→ **Task inputs**
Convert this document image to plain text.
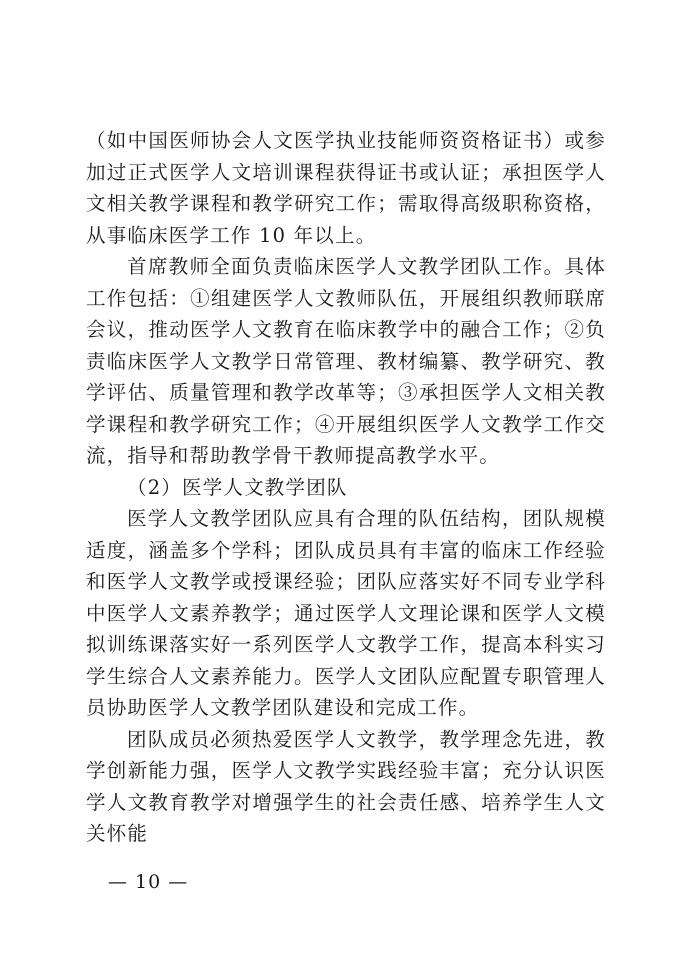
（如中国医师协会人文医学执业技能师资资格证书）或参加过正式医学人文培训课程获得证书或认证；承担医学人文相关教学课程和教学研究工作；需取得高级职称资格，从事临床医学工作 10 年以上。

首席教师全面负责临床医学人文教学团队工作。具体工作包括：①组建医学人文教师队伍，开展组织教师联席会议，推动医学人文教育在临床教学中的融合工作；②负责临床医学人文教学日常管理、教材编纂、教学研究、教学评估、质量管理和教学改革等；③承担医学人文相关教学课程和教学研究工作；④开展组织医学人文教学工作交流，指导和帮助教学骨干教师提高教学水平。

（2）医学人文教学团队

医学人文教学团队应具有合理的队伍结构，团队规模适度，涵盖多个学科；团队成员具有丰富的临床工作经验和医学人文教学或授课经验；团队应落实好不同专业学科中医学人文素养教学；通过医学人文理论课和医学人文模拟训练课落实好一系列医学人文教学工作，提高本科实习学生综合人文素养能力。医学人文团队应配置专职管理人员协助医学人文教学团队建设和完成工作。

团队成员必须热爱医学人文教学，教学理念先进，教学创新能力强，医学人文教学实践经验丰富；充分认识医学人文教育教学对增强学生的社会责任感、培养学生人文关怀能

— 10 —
==
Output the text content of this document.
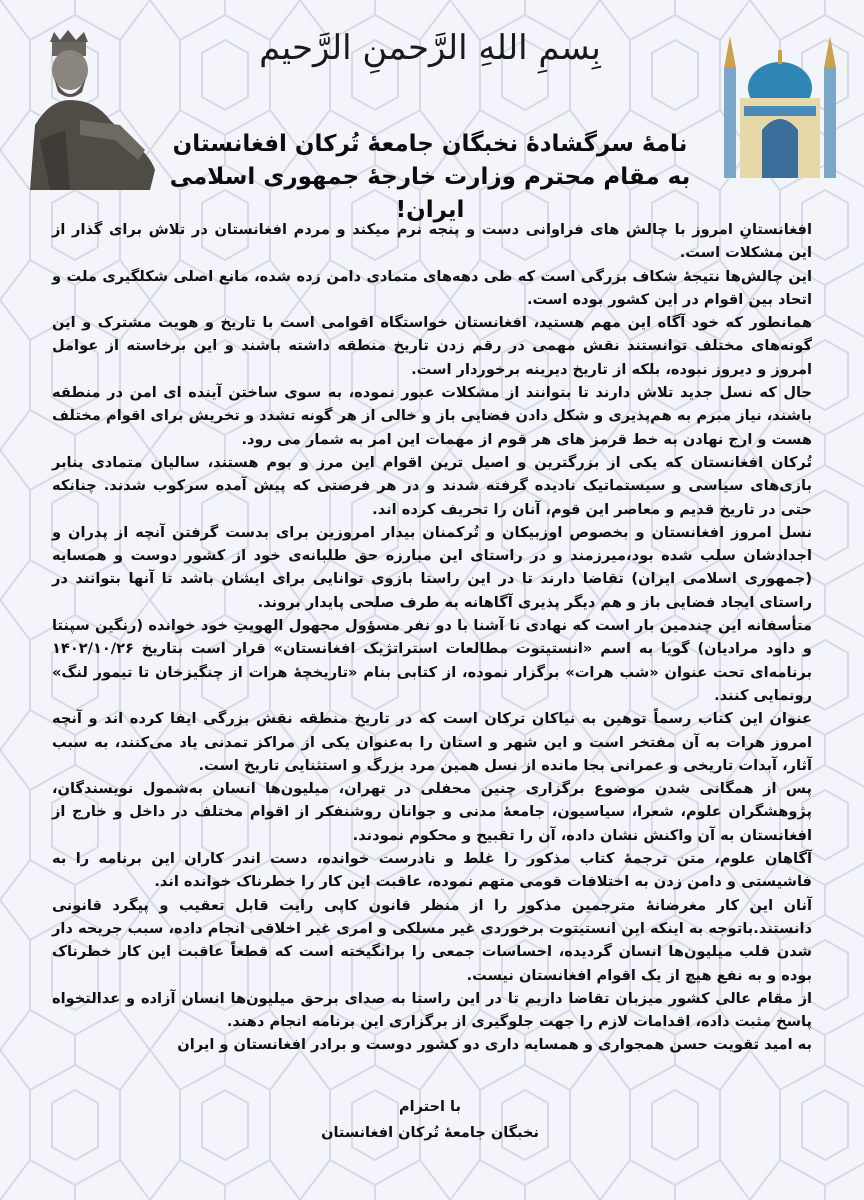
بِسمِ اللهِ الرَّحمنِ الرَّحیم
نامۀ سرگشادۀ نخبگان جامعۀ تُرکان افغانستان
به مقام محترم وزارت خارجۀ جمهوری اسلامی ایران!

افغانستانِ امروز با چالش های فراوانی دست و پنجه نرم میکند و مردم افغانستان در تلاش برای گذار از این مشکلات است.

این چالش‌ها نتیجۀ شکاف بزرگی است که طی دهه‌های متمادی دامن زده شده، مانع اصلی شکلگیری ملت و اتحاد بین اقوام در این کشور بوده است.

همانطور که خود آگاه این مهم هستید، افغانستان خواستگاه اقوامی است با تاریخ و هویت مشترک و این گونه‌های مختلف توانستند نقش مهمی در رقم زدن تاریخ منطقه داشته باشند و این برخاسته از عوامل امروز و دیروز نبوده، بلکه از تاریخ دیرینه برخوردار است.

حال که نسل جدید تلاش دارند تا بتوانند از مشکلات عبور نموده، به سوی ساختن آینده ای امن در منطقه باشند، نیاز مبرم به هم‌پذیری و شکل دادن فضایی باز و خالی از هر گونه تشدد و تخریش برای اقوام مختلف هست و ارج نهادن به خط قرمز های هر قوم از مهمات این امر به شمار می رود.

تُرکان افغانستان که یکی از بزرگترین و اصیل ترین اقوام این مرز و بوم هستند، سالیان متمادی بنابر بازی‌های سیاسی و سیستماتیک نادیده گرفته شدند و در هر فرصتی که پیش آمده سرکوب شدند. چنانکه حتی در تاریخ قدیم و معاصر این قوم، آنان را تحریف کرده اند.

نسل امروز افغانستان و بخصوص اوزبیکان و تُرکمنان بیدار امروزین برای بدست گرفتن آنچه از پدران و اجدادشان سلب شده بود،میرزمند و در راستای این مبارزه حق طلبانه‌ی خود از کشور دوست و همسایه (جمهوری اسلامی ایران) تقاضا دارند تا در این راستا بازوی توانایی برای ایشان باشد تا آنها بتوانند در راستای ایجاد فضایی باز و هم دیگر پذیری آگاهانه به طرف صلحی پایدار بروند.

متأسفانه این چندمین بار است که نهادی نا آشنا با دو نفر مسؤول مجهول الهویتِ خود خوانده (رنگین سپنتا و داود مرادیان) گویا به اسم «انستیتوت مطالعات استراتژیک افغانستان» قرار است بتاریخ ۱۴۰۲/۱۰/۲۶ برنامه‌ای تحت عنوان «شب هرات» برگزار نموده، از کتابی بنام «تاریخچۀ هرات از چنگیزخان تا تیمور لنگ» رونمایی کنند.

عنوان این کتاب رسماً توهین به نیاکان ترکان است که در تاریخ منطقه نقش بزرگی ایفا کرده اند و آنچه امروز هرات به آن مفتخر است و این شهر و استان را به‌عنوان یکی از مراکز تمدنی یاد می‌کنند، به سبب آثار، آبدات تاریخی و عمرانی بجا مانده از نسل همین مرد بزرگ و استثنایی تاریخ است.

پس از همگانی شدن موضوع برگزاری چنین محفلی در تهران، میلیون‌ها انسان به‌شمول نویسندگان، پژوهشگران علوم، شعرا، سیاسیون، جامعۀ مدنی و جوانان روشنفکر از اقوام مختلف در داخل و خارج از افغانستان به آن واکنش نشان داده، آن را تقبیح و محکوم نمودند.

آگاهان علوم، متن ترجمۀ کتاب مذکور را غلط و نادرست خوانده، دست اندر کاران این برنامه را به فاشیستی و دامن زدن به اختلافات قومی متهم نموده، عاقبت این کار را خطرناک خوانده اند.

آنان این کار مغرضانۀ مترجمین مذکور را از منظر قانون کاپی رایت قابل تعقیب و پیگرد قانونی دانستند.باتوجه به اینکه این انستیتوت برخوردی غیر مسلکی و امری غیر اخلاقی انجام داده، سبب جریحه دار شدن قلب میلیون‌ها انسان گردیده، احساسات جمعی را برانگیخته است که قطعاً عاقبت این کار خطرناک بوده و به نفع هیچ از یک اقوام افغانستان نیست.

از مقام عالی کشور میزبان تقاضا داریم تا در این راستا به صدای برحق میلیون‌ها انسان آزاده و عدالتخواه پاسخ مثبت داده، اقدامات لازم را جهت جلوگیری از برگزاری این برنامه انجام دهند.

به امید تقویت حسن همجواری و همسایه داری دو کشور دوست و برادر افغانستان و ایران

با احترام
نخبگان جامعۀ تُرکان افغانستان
==
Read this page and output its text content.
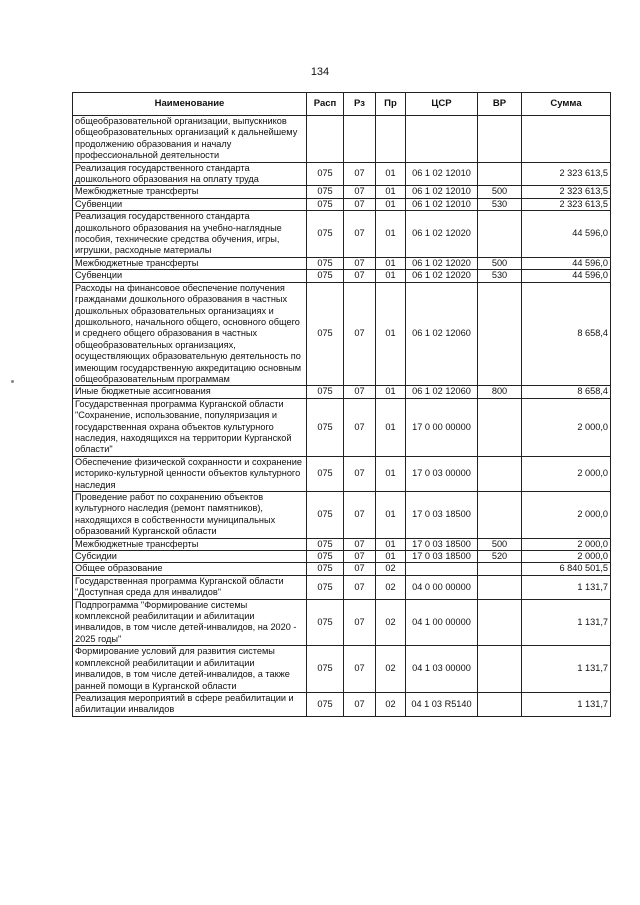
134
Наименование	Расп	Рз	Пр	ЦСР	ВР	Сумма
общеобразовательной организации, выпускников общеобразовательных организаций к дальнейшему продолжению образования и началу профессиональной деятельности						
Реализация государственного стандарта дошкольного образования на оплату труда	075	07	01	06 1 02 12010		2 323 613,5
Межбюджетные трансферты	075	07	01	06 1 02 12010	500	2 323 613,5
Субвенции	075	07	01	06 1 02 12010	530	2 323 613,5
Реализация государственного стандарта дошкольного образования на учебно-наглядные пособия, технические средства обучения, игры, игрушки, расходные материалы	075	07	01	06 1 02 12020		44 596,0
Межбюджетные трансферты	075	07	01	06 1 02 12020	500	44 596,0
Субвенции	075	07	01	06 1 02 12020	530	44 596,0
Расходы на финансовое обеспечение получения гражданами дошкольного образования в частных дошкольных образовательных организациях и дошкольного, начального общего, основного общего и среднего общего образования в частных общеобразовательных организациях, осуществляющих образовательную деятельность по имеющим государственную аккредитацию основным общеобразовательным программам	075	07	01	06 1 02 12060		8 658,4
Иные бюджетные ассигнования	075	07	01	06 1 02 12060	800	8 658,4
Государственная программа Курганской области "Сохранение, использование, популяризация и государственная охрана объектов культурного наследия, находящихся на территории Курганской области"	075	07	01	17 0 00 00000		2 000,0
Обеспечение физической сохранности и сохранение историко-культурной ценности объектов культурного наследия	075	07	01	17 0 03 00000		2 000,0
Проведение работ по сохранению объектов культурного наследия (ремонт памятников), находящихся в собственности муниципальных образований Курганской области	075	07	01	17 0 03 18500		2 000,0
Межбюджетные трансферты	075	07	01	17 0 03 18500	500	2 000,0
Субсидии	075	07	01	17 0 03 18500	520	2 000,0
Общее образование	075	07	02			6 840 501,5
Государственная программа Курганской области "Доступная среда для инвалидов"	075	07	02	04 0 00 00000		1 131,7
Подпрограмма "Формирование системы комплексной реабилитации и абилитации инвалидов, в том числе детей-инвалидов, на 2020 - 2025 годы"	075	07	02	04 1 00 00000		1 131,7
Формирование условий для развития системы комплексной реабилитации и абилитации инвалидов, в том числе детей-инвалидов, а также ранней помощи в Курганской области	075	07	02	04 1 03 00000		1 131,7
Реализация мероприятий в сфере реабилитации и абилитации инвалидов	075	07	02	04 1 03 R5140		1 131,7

→ **Task to complete**
Wherever the word "Межбюджетные" occurs in a line of the listing, copy that line.

→ **Answer to the task**
Межбюджетные трансферты	075	07	01	06 1 02 12010	500	2 323 613,5
Межбюджетные трансферты	075	07	01	06 1 02 12020	500	44 596,0
Межбюджетные трансферты	075	07	01	17 0 03 18500	500	2 000,0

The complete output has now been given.